# CHALLENGE
Copy every line in the records below that contains the word "Cross".
====================
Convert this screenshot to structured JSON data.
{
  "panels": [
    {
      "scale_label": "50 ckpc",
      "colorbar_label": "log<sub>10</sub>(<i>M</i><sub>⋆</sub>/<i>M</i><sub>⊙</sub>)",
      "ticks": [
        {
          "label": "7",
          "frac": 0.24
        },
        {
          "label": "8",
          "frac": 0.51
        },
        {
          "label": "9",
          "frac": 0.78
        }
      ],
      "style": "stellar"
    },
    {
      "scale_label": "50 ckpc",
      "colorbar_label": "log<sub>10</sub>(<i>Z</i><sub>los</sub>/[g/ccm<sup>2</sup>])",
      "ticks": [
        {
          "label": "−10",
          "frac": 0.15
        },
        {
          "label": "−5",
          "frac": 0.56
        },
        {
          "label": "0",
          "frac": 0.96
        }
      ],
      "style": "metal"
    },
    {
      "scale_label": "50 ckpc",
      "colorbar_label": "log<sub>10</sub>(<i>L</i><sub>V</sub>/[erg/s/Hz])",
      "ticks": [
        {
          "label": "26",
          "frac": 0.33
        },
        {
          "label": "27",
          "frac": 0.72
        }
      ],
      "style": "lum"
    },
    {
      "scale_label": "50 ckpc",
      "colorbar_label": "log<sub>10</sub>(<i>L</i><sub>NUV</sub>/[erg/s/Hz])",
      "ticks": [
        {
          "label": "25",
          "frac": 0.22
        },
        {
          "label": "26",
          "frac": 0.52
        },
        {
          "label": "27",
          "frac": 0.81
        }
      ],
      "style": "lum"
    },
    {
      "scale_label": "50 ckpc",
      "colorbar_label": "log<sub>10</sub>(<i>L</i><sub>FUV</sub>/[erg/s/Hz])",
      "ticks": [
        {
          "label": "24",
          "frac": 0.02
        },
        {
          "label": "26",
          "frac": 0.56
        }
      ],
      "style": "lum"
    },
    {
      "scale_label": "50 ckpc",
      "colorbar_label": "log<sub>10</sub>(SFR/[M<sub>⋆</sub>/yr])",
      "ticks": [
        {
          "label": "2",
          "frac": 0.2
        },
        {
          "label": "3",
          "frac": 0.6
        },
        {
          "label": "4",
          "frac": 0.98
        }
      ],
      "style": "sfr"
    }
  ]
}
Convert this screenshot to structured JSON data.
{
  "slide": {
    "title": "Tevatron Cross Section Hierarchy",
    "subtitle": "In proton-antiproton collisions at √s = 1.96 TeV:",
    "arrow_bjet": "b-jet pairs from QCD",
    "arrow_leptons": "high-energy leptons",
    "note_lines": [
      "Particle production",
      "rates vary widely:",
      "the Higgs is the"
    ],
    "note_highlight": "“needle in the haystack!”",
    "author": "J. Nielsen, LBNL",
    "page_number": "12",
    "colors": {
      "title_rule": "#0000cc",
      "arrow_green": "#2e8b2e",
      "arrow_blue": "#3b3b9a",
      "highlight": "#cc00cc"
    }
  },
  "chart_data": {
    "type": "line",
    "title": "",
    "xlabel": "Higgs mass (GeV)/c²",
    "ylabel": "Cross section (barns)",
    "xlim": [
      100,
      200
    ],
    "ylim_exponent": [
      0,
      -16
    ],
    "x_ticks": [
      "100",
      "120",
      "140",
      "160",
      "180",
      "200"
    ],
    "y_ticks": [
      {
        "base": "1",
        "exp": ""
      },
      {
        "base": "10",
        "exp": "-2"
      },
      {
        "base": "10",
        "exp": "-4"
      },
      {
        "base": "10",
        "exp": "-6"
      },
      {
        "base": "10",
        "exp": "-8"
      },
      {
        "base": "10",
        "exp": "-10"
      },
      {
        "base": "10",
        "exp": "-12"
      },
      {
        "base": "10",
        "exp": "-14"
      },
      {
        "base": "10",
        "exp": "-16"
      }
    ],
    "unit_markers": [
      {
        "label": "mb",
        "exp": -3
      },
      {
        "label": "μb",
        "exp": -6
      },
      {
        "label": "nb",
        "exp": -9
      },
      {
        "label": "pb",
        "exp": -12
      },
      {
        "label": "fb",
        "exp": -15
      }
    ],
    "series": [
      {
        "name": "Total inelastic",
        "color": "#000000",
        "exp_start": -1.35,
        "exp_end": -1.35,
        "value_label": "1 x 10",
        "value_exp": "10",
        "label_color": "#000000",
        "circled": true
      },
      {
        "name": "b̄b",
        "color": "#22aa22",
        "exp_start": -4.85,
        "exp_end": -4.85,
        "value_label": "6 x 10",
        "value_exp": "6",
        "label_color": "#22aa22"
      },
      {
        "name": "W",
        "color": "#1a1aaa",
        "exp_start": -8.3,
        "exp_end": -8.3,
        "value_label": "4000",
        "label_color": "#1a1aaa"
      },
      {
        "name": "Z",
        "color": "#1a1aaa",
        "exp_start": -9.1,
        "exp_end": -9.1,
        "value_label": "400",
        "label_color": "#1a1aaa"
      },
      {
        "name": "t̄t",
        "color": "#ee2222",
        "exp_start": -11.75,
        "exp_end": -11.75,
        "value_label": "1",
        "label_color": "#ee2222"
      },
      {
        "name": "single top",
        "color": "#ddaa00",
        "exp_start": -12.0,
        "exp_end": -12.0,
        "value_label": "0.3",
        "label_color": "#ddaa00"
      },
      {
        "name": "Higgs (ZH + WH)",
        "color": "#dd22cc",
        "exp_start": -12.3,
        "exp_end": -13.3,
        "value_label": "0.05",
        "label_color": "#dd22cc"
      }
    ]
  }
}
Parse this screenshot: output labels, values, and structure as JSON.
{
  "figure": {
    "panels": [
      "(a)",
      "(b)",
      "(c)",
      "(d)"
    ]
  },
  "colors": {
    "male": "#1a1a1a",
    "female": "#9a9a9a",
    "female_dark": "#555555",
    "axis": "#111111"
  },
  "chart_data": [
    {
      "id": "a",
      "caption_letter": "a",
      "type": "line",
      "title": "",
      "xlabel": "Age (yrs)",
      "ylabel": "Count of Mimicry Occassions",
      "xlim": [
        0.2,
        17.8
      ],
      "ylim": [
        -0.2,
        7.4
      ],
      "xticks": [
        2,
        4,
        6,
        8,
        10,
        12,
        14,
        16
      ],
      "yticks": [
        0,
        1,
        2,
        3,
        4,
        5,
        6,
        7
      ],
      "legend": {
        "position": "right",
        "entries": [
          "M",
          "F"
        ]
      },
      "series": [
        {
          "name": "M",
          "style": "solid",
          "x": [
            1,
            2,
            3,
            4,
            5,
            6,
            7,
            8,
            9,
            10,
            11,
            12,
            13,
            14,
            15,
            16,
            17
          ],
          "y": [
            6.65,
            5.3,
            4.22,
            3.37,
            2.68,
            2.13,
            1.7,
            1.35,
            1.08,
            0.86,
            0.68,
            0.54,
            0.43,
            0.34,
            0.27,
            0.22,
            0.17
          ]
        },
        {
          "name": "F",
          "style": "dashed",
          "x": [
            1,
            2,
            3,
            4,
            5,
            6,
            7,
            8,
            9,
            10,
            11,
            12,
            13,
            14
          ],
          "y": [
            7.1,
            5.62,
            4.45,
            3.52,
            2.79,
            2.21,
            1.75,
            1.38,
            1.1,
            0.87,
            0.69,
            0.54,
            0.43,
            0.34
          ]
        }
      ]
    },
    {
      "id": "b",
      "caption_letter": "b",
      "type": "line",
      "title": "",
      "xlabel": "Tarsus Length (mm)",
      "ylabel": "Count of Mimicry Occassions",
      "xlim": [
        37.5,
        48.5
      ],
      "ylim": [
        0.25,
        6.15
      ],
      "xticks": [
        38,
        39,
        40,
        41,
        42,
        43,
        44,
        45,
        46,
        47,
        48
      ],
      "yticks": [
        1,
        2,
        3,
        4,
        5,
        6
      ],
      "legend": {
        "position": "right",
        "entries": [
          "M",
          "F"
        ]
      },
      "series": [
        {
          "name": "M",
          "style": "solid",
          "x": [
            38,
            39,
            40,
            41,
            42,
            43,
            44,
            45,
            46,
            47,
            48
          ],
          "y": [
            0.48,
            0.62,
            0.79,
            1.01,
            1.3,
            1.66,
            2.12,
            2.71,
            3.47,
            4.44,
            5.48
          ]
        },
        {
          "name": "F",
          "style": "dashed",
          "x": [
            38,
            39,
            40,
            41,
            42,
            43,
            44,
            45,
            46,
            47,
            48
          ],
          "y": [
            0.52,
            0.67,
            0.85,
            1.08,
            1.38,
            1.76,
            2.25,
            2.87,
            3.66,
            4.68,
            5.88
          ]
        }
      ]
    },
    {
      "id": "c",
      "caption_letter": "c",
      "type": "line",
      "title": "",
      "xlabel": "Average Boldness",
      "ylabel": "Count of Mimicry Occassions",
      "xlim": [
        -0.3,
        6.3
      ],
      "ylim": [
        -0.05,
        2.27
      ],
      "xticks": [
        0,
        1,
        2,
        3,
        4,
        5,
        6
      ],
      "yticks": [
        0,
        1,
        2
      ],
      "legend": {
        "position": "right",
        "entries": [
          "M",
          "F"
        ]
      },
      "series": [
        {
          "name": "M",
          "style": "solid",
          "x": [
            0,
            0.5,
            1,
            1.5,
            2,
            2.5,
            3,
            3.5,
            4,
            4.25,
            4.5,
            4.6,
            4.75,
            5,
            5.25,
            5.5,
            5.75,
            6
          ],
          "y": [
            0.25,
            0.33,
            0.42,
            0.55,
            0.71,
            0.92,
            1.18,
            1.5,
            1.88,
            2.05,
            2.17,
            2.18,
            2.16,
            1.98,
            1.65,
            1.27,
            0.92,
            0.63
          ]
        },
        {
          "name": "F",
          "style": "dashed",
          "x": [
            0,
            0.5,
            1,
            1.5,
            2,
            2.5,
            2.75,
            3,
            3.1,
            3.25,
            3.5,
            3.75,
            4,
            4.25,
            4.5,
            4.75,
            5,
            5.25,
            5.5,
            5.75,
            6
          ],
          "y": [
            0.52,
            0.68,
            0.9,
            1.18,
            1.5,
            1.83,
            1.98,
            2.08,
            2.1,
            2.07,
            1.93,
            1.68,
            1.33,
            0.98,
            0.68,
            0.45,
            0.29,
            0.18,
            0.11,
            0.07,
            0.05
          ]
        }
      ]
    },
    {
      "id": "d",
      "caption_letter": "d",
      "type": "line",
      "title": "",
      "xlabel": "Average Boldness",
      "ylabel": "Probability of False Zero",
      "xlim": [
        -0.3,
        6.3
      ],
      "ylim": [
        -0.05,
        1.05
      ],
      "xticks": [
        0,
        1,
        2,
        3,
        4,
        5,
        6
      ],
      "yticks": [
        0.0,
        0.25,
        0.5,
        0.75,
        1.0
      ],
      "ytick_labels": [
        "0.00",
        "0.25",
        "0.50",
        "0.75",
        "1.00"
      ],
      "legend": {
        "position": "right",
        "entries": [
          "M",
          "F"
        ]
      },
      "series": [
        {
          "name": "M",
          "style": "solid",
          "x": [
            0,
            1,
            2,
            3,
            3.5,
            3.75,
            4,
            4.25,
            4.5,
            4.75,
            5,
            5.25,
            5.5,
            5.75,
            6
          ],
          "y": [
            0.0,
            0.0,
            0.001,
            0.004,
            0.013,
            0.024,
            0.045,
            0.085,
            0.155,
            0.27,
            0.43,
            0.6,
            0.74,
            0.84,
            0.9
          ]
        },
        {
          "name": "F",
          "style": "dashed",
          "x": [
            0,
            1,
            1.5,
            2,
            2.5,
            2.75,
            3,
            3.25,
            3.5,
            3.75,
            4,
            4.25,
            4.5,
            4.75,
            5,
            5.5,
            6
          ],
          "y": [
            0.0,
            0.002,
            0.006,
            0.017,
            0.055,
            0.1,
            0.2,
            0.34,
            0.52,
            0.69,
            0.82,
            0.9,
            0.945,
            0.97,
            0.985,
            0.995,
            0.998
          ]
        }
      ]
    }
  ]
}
====================
# SOLVED EXERCISE
    "title": "Tevatron Cross Section Hierarchy",
    "ylabel": "Cross section (barns)",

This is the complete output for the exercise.